— Start of PROVIDED RECORDS —
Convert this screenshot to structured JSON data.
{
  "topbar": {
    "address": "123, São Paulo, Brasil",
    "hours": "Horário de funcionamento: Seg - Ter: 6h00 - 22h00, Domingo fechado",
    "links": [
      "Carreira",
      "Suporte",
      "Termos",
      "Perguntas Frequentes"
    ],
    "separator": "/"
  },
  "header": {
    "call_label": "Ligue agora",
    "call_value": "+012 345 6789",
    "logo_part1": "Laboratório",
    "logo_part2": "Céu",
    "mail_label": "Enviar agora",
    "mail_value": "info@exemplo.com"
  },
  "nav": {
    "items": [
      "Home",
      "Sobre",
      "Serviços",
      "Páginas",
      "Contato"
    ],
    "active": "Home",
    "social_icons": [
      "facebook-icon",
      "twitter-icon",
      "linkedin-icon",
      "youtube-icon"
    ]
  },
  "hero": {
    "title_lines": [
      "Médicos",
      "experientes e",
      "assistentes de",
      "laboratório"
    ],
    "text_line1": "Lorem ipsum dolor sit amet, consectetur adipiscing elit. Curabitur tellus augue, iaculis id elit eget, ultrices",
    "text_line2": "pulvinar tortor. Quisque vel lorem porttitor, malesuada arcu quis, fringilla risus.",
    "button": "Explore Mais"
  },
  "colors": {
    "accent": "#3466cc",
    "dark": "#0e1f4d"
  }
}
— End of PROVIDED RECORDS —
DO THIS. Write an exact transcription of every entry above.

REPLY TO THE TASK.
Convert this screenshot to structured JSON data.
{
  "topbar": {
    "address": "123, São Paulo, Brasil",
    "hours": "Horário de funcionamento: Seg - Ter: 6h00 - 22h00, Domingo fechado",
    "links": [
      "Carreira",
      "Suporte",
      "Termos",
      "Perguntas Frequentes"
    ],
    "separator": "/"
  },
  "header": {
    "call_label": "Ligue agora",
    "call_value": "+012 345 6789",
    "logo_part1": "Laboratório",
    "logo_part2": "Céu",
    "mail_label": "Enviar agora",
    "mail_value": "info@exemplo.com"
  },
  "nav": {
    "items": [
      "Home",
      "Sobre",
      "Serviços",
      "Páginas",
      "Contato"
    ],
    "active": "Home",
    "social_icons": [
      "facebook-icon",
      "twitter-icon",
      "linkedin-icon",
      "youtube-icon"
    ]
  },
  "hero": {
    "title_lines": [
      "Médicos",
      "experientes e",
      "assistentes de",
      "laboratório"
    ],
    "text_line1": "Lorem ipsum dolor sit amet, consectetur adipiscing elit. Curabitur tellus augue, iaculis id elit eget, ultrices",
    "text_line2": "pulvinar tortor. Quisque vel lorem porttitor, malesuada arcu quis, fringilla risus.",
    "button": "Explore Mais"
  },
  "colors": {
    "accent": "#3466cc",
    "dark": "#0e1f4d"
  }
}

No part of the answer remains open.